> [DIRECTIVE] Search the material below for the word "预计发布时间" and copy every line in which it occurs.

> [DATA]
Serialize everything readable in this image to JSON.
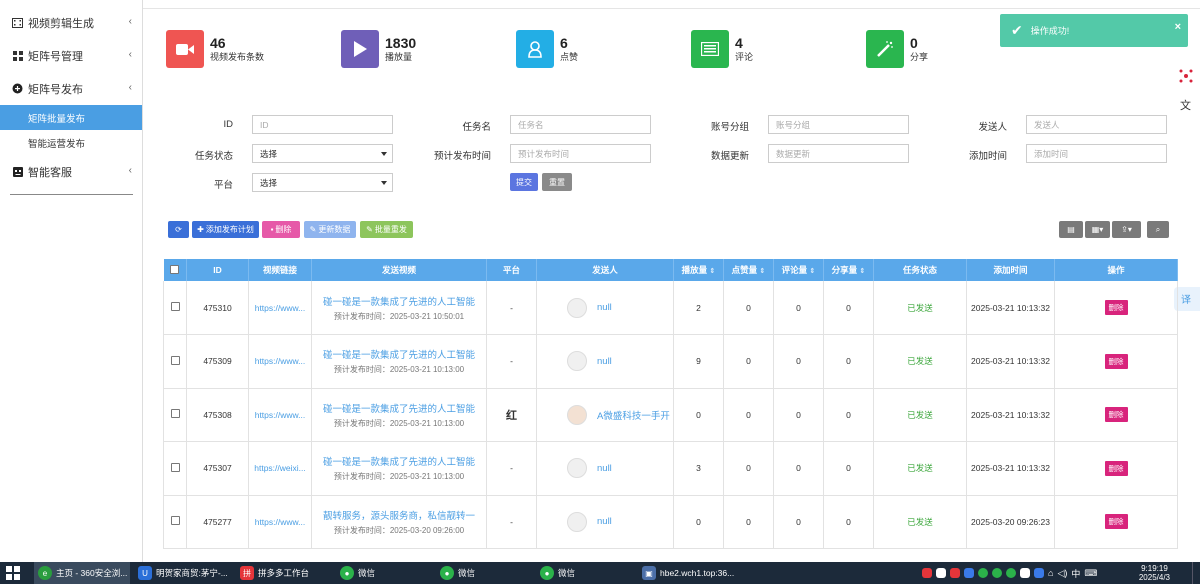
{
  "sidebar": {
    "items": [
      {
        "label": "视频剪辑生成",
        "icon": "film-icon"
      },
      {
        "label": "矩阵号管理",
        "icon": "grid-icon"
      },
      {
        "label": "矩阵号发布",
        "icon": "plus-circle-icon"
      },
      {
        "label": "智能客服",
        "icon": "robot-icon"
      }
    ],
    "subitems": [
      {
        "label": "矩阵批量发布",
        "active": true
      },
      {
        "label": "智能运营发布",
        "active": false
      }
    ]
  },
  "stats": [
    {
      "value": "46",
      "label": "视频发布条数",
      "color": "#ef5552",
      "icon": "video-camera-icon"
    },
    {
      "value": "1830",
      "label": "播放量",
      "color": "#6f5fb8",
      "icon": "play-icon"
    },
    {
      "value": "6",
      "label": "点赞",
      "color": "#23aee5",
      "icon": "user-icon"
    },
    {
      "value": "4",
      "label": "评论",
      "color": "#2ab64f",
      "icon": "list-icon"
    },
    {
      "value": "0",
      "label": "分享",
      "color": "#2ab64f",
      "icon": "magic-wand-icon"
    }
  ],
  "toast": {
    "message": "操作成功!",
    "close": "×"
  },
  "filters": {
    "id_label": "ID",
    "id_placeholder": "ID",
    "task_name_label": "任务名",
    "task_name_placeholder": "任务名",
    "account_group_label": "账号分组",
    "account_group_placeholder": "账号分组",
    "sender_label": "发送人",
    "sender_placeholder": "发送人",
    "task_status_label": "任务状态",
    "task_status_value": "选择",
    "planned_time_label": "预计发布时间",
    "planned_time_placeholder": "预计发布时间",
    "data_update_label": "数据更新",
    "data_update_placeholder": "数据更新",
    "add_time_label": "添加时间",
    "add_time_placeholder": "添加时间",
    "platform_label": "平台",
    "platform_value": "选择",
    "submit": "提交",
    "reset": "重置"
  },
  "toolbar": {
    "add_plan": "添加发布计划",
    "delete": "删除",
    "update_data": "更新数据",
    "batch_resend": "批量重发"
  },
  "table": {
    "headers": [
      "ID",
      "视频链接",
      "发送视频",
      "平台",
      "发送人",
      "播放量",
      "点赞量",
      "评论量",
      "分享量",
      "任务状态",
      "添加时间",
      "操作"
    ],
    "delete_label": "删除",
    "rows": [
      {
        "id": "475310",
        "link": "https://www...",
        "title": "碰一碰是一款集成了先进的人工智能",
        "planned": "预计发布时间：2025-03-21 10:50:01",
        "platform": "-",
        "sender": "null",
        "plays": "2",
        "likes": "0",
        "comments": "0",
        "shares": "0",
        "status": "已发送",
        "added": "2025-03-21 10:13:32"
      },
      {
        "id": "475309",
        "link": "https://www...",
        "title": "碰一碰是一款集成了先进的人工智能",
        "planned": "预计发布时间：2025-03-21 10:13:00",
        "platform": "-",
        "sender": "null",
        "plays": "9",
        "likes": "0",
        "comments": "0",
        "shares": "0",
        "status": "已发送",
        "added": "2025-03-21 10:13:32"
      },
      {
        "id": "475308",
        "link": "https://www...",
        "title": "碰一碰是一款集成了先进的人工智能",
        "planned": "预计发布时间：2025-03-21 10:13:00",
        "platform": "红",
        "sender": "A微盛科技一手开",
        "plays": "0",
        "likes": "0",
        "comments": "0",
        "shares": "0",
        "status": "已发送",
        "added": "2025-03-21 10:13:32"
      },
      {
        "id": "475307",
        "link": "https://weixi...",
        "title": "碰一碰是一款集成了先进的人工智能",
        "planned": "预计发布时间：2025-03-21 10:13:00",
        "platform": "-",
        "sender": "null",
        "plays": "3",
        "likes": "0",
        "comments": "0",
        "shares": "0",
        "status": "已发送",
        "added": "2025-03-21 10:13:32"
      },
      {
        "id": "475277",
        "link": "https://www...",
        "title": "靓转服务，源头服务商，私信靓转一",
        "planned": "预计发布时间：2025-03-20 09:26:00",
        "platform": "-",
        "sender": "null",
        "plays": "0",
        "likes": "0",
        "comments": "0",
        "shares": "0",
        "status": "已发送",
        "added": "2025-03-20 09:26:23"
      }
    ]
  },
  "taskbar": {
    "items": [
      {
        "label": "主页 - 360安全浏..."
      },
      {
        "label": "明贺家商贸:茅宁-..."
      },
      {
        "label": "拼多多工作台"
      },
      {
        "label": "微信"
      },
      {
        "label": "微信"
      },
      {
        "label": "微信"
      },
      {
        "label": "hbe2.wch1.top:36..."
      }
    ],
    "ime": "中",
    "time": "9:19:19",
    "date": "2025/4/3"
  }
}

> [EXPECTED ANSWER]
    "planned_time_label": "预计发布时间",
    "planned_time_placeholder": "预计发布时间",
        "planned": "预计发布时间：2025-03-21 10:50:01",
        "planned": "预计发布时间：2025-03-21 10:13:00",
        "planned": "预计发布时间：2025-03-21 10:13:00",
        "planned": "预计发布时间：2025-03-21 10:13:00",
        "planned": "预计发布时间：2025-03-20 09:26:00",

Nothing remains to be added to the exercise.